======== Records supplied ========
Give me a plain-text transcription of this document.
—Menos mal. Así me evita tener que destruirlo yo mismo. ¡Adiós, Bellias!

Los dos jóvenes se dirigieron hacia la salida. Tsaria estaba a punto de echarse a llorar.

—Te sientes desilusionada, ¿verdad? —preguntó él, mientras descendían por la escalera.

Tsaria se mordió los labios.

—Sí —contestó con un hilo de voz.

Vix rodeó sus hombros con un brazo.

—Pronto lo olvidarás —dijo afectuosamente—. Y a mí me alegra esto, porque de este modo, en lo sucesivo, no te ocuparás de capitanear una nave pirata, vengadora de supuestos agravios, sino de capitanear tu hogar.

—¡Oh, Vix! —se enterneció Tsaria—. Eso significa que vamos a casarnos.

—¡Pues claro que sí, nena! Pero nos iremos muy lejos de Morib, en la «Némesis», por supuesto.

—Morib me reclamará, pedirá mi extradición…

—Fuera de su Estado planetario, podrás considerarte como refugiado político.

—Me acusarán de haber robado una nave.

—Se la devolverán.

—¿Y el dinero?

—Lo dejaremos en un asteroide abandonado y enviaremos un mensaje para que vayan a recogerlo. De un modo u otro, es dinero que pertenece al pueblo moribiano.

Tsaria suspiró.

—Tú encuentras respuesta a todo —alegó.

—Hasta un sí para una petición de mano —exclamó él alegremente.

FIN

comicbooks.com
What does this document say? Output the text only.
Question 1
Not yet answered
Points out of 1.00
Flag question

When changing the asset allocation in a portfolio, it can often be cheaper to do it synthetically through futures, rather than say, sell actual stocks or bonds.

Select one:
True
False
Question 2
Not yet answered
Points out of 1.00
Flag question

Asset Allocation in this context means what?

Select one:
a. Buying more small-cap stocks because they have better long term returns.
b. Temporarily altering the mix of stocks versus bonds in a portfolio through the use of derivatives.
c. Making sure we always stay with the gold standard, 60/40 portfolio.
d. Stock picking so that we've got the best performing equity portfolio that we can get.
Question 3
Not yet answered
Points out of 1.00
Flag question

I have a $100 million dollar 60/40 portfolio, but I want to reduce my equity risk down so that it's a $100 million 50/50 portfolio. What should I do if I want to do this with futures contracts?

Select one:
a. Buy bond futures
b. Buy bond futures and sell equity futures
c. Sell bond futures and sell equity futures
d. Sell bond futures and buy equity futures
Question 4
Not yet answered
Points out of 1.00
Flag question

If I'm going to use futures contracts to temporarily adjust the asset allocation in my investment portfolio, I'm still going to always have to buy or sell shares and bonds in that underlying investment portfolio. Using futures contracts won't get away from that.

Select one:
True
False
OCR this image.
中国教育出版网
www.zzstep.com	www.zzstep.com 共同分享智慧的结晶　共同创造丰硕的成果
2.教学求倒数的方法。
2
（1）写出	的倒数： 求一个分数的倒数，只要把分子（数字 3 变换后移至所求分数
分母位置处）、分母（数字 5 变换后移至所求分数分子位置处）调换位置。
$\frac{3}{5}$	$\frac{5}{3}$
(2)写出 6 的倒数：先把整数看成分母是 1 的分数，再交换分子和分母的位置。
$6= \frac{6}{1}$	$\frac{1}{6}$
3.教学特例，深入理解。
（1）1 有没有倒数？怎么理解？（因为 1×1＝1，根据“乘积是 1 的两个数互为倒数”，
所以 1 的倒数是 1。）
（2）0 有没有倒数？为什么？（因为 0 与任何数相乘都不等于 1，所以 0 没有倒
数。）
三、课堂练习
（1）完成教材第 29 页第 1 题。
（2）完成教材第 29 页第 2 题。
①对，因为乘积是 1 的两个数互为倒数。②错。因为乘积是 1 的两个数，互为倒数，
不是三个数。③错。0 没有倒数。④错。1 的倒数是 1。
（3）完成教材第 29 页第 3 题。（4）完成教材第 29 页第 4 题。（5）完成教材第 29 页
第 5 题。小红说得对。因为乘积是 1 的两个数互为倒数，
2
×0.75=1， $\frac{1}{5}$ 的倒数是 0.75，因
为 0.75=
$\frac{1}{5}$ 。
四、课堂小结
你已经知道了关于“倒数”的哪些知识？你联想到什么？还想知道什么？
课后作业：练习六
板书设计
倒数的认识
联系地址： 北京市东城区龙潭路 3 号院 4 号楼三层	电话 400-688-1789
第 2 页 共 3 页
========
Repeat only the stretch of lines starting at the one containing "OCR this image." and running to the final line of the entries above.

# Complete answer
OCR this image.
中国教育出版网
www.zzstep.com	www.zzstep.com 共同分享智慧的结晶　共同创造丰硕的成果
2.教学求倒数的方法。
2
（1）写出	的倒数： 求一个分数的倒数，只要把分子（数字 3 变换后移至所求分数
分母位置处）、分母（数字 5 变换后移至所求分数分子位置处）调换位置。
$\frac{3}{5}$	$\frac{5}{3}$
(2)写出 6 的倒数：先把整数看成分母是 1 的分数，再交换分子和分母的位置。
$6= \frac{6}{1}$	$\frac{1}{6}$
3.教学特例，深入理解。
（1）1 有没有倒数？怎么理解？（因为 1×1＝1，根据“乘积是 1 的两个数互为倒数”，
所以 1 的倒数是 1。）
（2）0 有没有倒数？为什么？（因为 0 与任何数相乘都不等于 1，所以 0 没有倒
数。）
三、课堂练习
（1）完成教材第 29 页第 1 题。
（2）完成教材第 29 页第 2 题。
①对，因为乘积是 1 的两个数互为倒数。②错。因为乘积是 1 的两个数，互为倒数，
不是三个数。③错。0 没有倒数。④错。1 的倒数是 1。
（3）完成教材第 29 页第 3 题。（4）完成教材第 29 页第 4 题。（5）完成教材第 29 页
第 5 题。小红说得对。因为乘积是 1 的两个数互为倒数，
2
×0.75=1， $\frac{1}{5}$ 的倒数是 0.75，因
为 0.75=
$\frac{1}{5}$ 。
四、课堂小结
你已经知道了关于“倒数”的哪些知识？你联想到什么？还想知道什么？
课后作业：练习六
板书设计
倒数的认识
联系地址： 北京市东城区龙潭路 3 号院 4 号楼三层	电话 400-688-1789
第 2 页 共 3 页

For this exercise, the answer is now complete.